• EXERCISE DIRECTIONS:
Filter the entries below, keeping only lines with the word "программного".

• SUPPLIED ENTRIES:

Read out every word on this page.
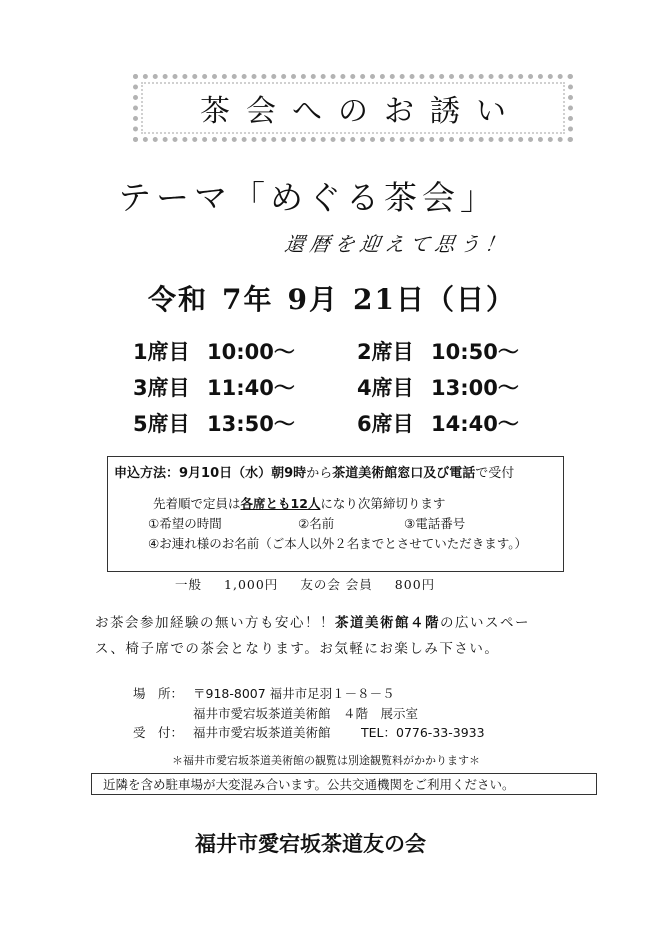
茶会へのお誘い
テーマ「めぐる茶会」
還暦を迎えて思う！
令和 7年 9月 21日（日）
1席目 10:00～	2席目 10:50～
3席目 11:40～	4席目 13:00～
5席目 13:50～	6席目 14:40～
申込方法：9月10日（水）朝9時から茶道美術館窓口及び電話で受付
先着順で定員は各席とも12人になり次第締切ります
①希望の時間	②名前	③電話番号
④お連れ様のお名前（ご本人以外２名までとさせていただきます。）
一般 1,000円 友の会 会員 800円
お茶会参加経験の無い方も安心！！茶道美術館４階の広いスペー
ス、椅子席での茶会となります。お気軽にお楽しみ下さい。
場　所： 〒918-8007 福井市足羽１－８－５
福井市愛宕坂茶道美術館　４階　展示室
受　付： 福井市愛宕坂茶道美術館 TEL：0776-33-3933
＊福井市愛宕坂茶道美術館の観覧は別途観覧料がかかります＊
近隣を含め駐車場が大変混み合います。公共交通機関をご利用ください。
福井市愛宕坂茶道友の会
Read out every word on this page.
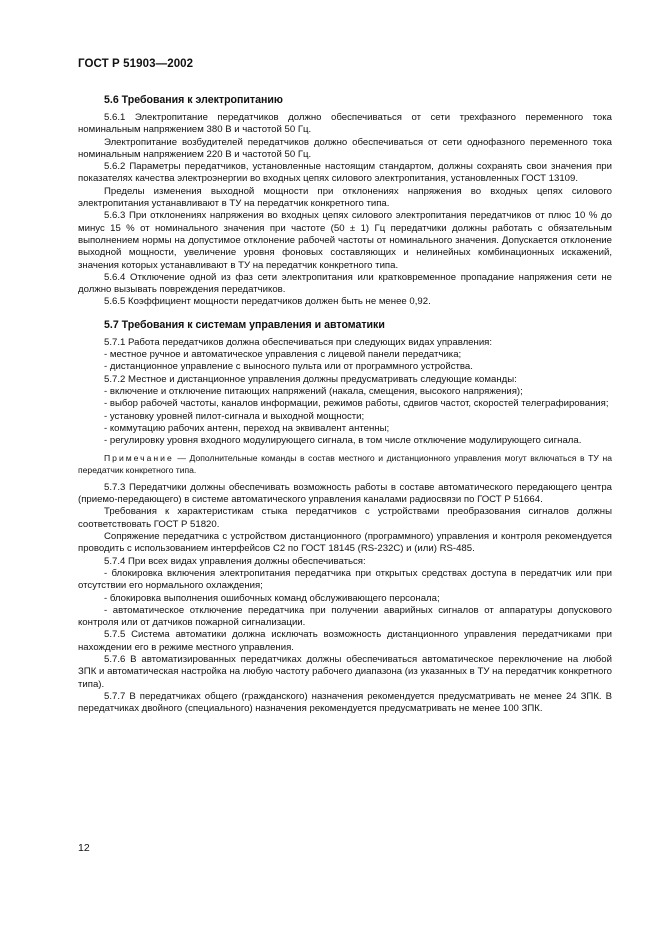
ГОСТ Р 51903—2002
5.6 Требования к электропитанию

5.6.1 Электропитание передатчиков должно обеспечиваться от сети трехфазного переменного тока номинальным напряжением 380 В и частотой 50 Гц.

Электропитание возбудителей передатчиков должно обеспечиваться от сети однофазного переменного тока номинальным напряжением 220 В и частотой 50 Гц.

5.6.2 Параметры передатчиков, установленные настоящим стандартом, должны сохранять свои значения при показателях качества электроэнергии во входных цепях силового электропитания, установленных ГОСТ 13109.

Пределы изменения выходной мощности при отклонениях напряжения во входных цепях силового электропитания устанавливают в ТУ на передатчик конкретного типа.

5.6.3 При отклонениях напряжения во входных цепях силового электропитания передатчиков от плюс 10 % до минус 15 % от номинального значения при частоте (50 ± 1) Гц передатчики должны работать с обязательным выполнением нормы на допустимое отклонение рабочей частоты от номинального значения. Допускается отклонение выходной мощности, увеличение уровня фоновых составляющих и нелинейных комбинационных искажений, значения которых устанавливают в ТУ на передатчик конкретного типа.

5.6.4 Отключение одной из фаз сети электропитания или кратковременное пропадание напряжения сети не должно вызывать повреждения передатчиков.

5.6.5 Коэффициент мощности передатчиков должен быть не менее 0,92.

5.7 Требования к системам управления и автоматики

5.7.1 Работа передатчиков должна обеспечиваться при следующих видах управления:

- местное ручное и автоматическое управления с лицевой панели передатчика;

- дистанционное управление с выносного пульта или от программного устройства.

5.7.2 Местное и дистанционное управления должны предусматривать следующие команды:

- включение и отключение питающих напряжений (накала, смещения, высокого напряжения);

- выбор рабочей частоты, каналов информации, режимов работы, сдвигов частот, скоростей телеграфирования;

- установку уровней пилот-сигнала и выходной мощности;

- коммутацию рабочих антенн, переход на эквивалент антенны;

- регулировку уровня входного модулирующего сигнала, в том числе отключение модулирующего сигнала.

Примечание — Дополнительные команды в состав местного и дистанционного управления могут включаться в ТУ на передатчик конкретного типа.

5.7.3 Передатчики должны обеспечивать возможность работы в составе автоматического передающего центра (приемо-передающего) в системе автоматического управления каналами радиосвязи по ГОСТ Р 51664.

Требования к характеристикам стыка передатчиков с устройствами преобразования сигналов должны соответствовать ГОСТ Р 51820.

Сопряжение передатчика с устройством дистанционного (программного) управления и контроля рекомендуется проводить с использованием интерфейсов С2 по ГОСТ 18145 (RS-232C) и (или) RS-485.

5.7.4 При всех видах управления должны обеспечиваться:

- блокировка включения электропитания передатчика при открытых средствах доступа в передатчик или при отсутствии его нормального охлаждения;

- блокировка выполнения ошибочных команд обслуживающего персонала;

- автоматическое отключение передатчика при получении аварийных сигналов от аппаратуры допускового контроля или от датчиков пожарной сигнализации.

5.7.5 Система автоматики должна исключать возможность дистанционного управления передатчиками при нахождении его в режиме местного управления.

5.7.6 В автоматизированных передатчиках должны обеспечиваться автоматическое переключение на любой ЗПК и автоматическая настройка на любую частоту рабочего диапазона (из указанных в ТУ на передатчик конкретного типа).

5.7.7 В передатчиках общего (гражданского) назначения рекомендуется предусматривать не менее 24 ЗПК. В передатчиках двойного (специального) назначения рекомендуется предусматривать не менее 100 ЗПК.

12
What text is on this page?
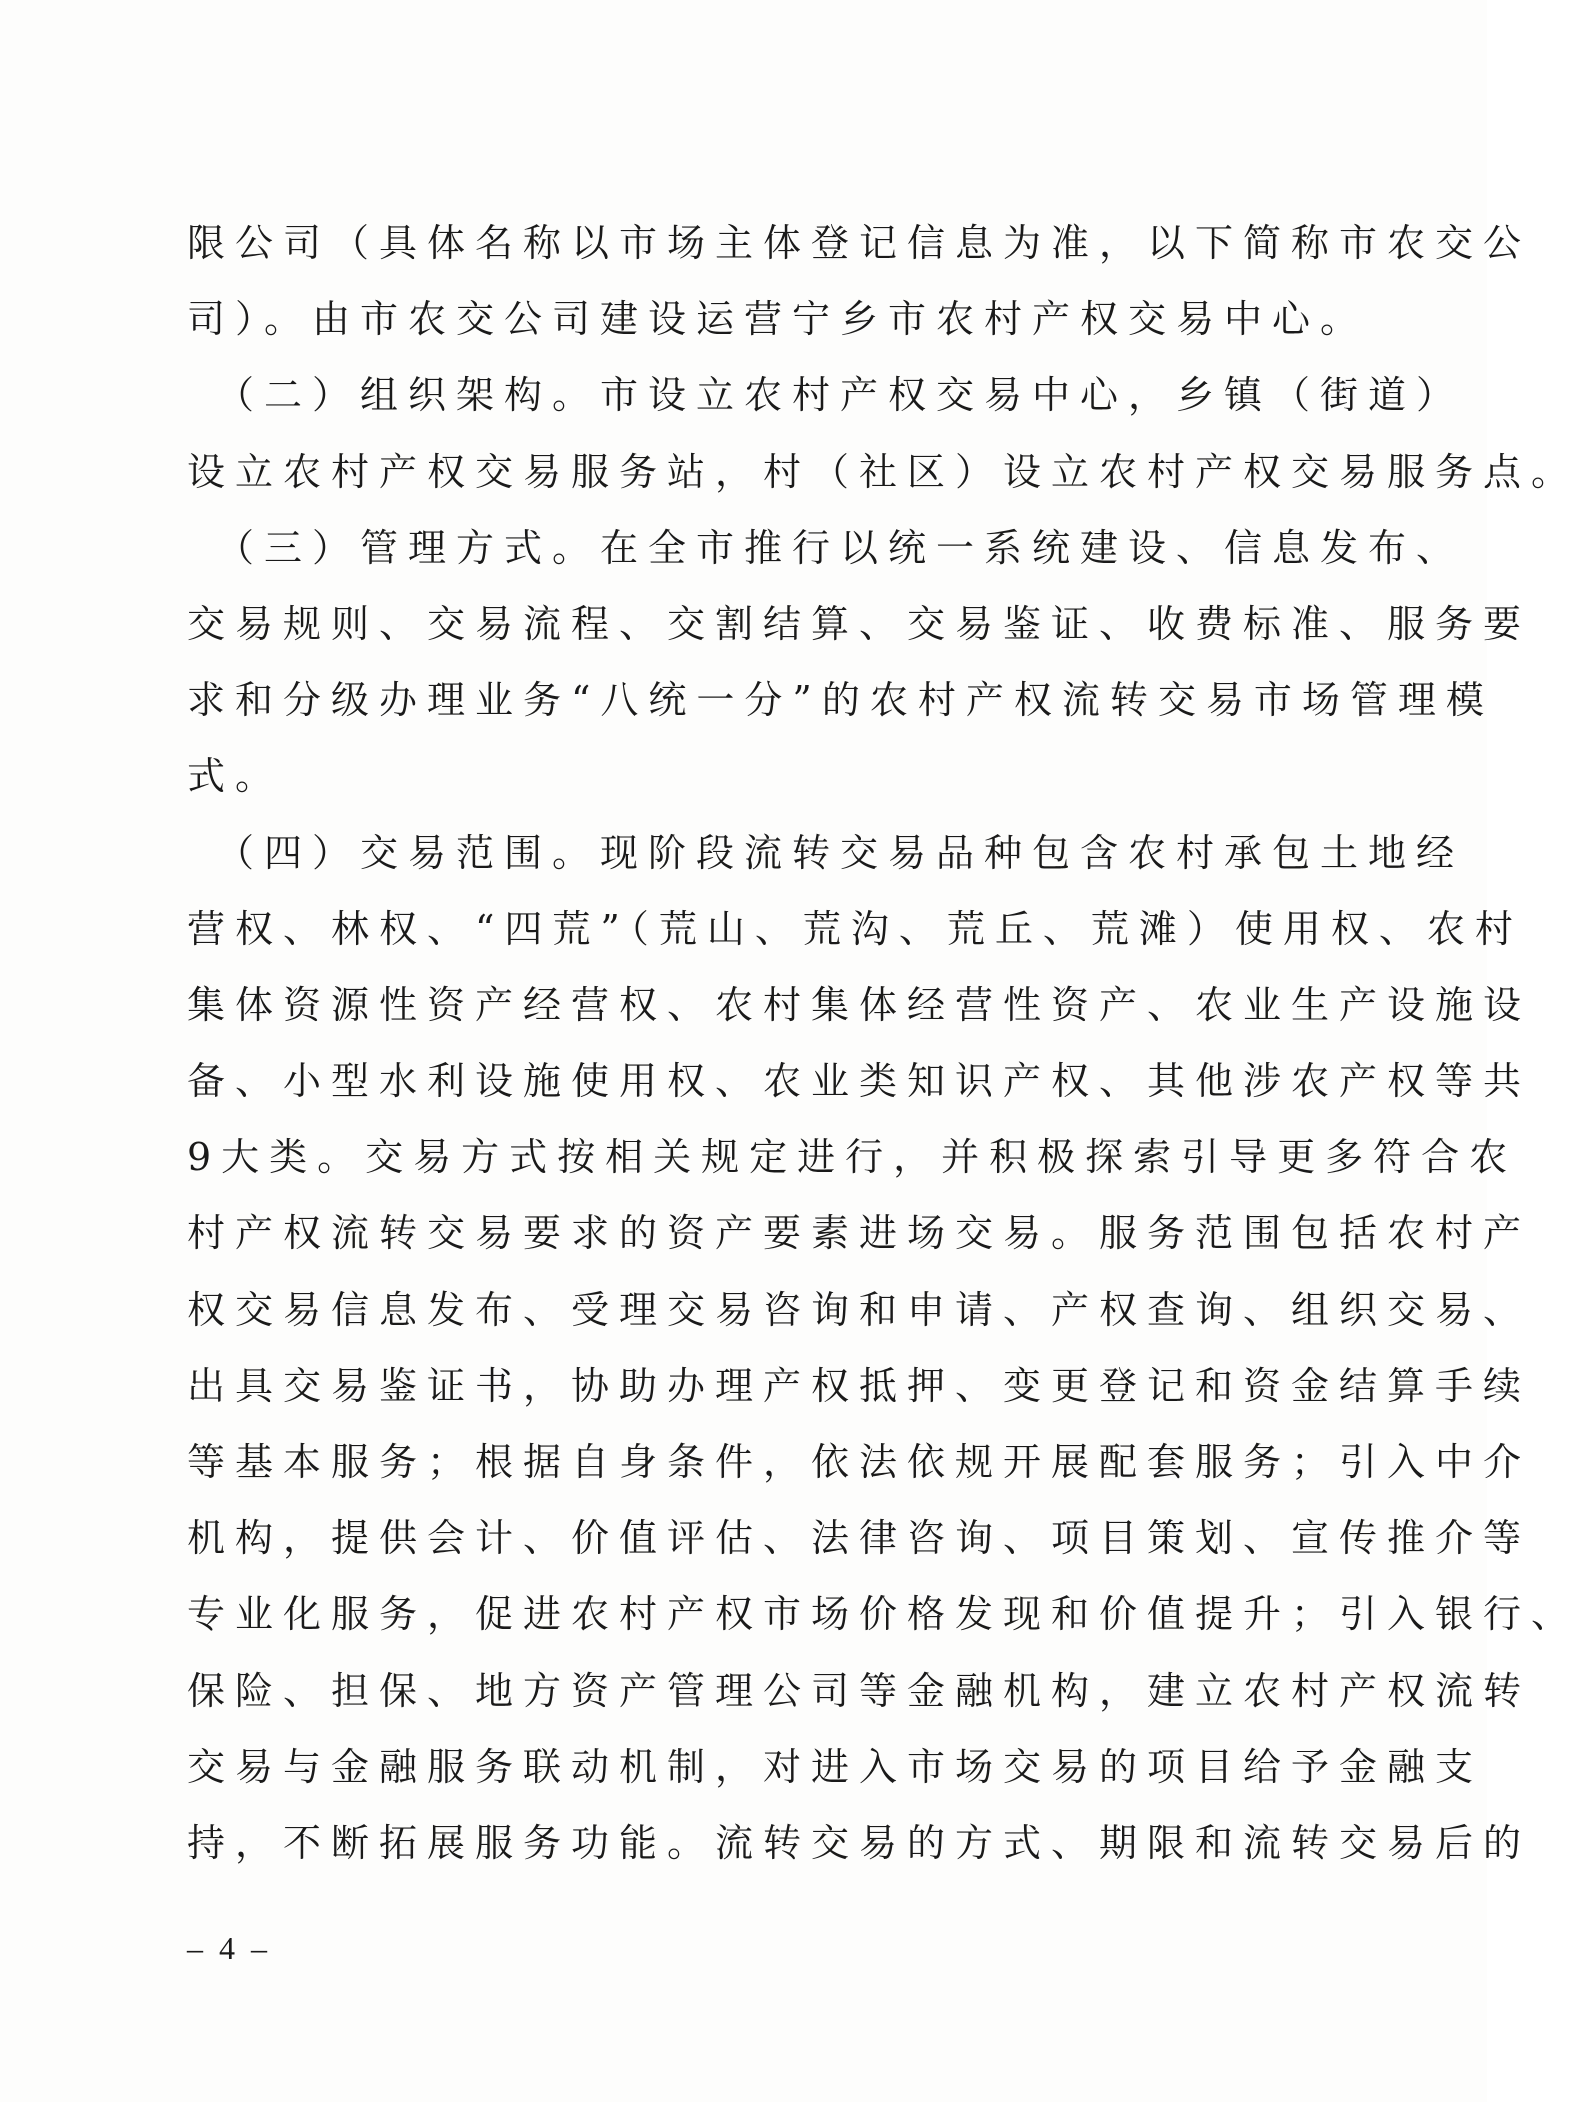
限公司（具体名称以市场主体登记信息为准，以下简称市农交公
司）。由市农交公司建设运营宁乡市农村产权交易中心。
　（二）组织架构。市设立农村产权交易中心，乡镇（街道）
设立农村产权交易服务站，村（社区）设立农村产权交易服务点。
　（三）管理方式。在全市推行以统一系统建设、信息发布、
交易规则、交易流程、交割结算、交易鉴证、收费标准、服务要
求和分级办理业务“八统一分”的农村产权流转交易市场管理模
式。
　（四）交易范围。现阶段流转交易品种包含农村承包土地经
营权、林权、“四荒”（荒山、荒沟、荒丘、荒滩）使用权、农村
集体资源性资产经营权、农村集体经营性资产、农业生产设施设
备、小型水利设施使用权、农业类知识产权、其他涉农产权等共
9大类。交易方式按相关规定进行，并积极探索引导更多符合农
村产权流转交易要求的资产要素进场交易。服务范围包括农村产
权交易信息发布、受理交易咨询和申请、产权查询、组织交易、
出具交易鉴证书，协助办理产权抵押、变更登记和资金结算手续
等基本服务；根据自身条件，依法依规开展配套服务；引入中介
机构，提供会计、价值评估、法律咨询、项目策划、宣传推介等
专业化服务，促进农村产权市场价格发现和价值提升；引入银行、
保险、担保、地方资产管理公司等金融机构，建立农村产权流转
交易与金融服务联动机制，对进入市场交易的项目给予金融支
持，不断拓展服务功能。流转交易的方式、期限和流转交易后的
– 4 –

• PROBLEM SOLUTION:
- дистанционное управление с выносного пульта или от программного устройства.
Сопряжение передатчика с устройством дистанционного (программного) управления и контроля рекомендуется проводить с использованием интерфейсов С2 по ГОСТ 18145 (RS-232C) и (или) RS-485.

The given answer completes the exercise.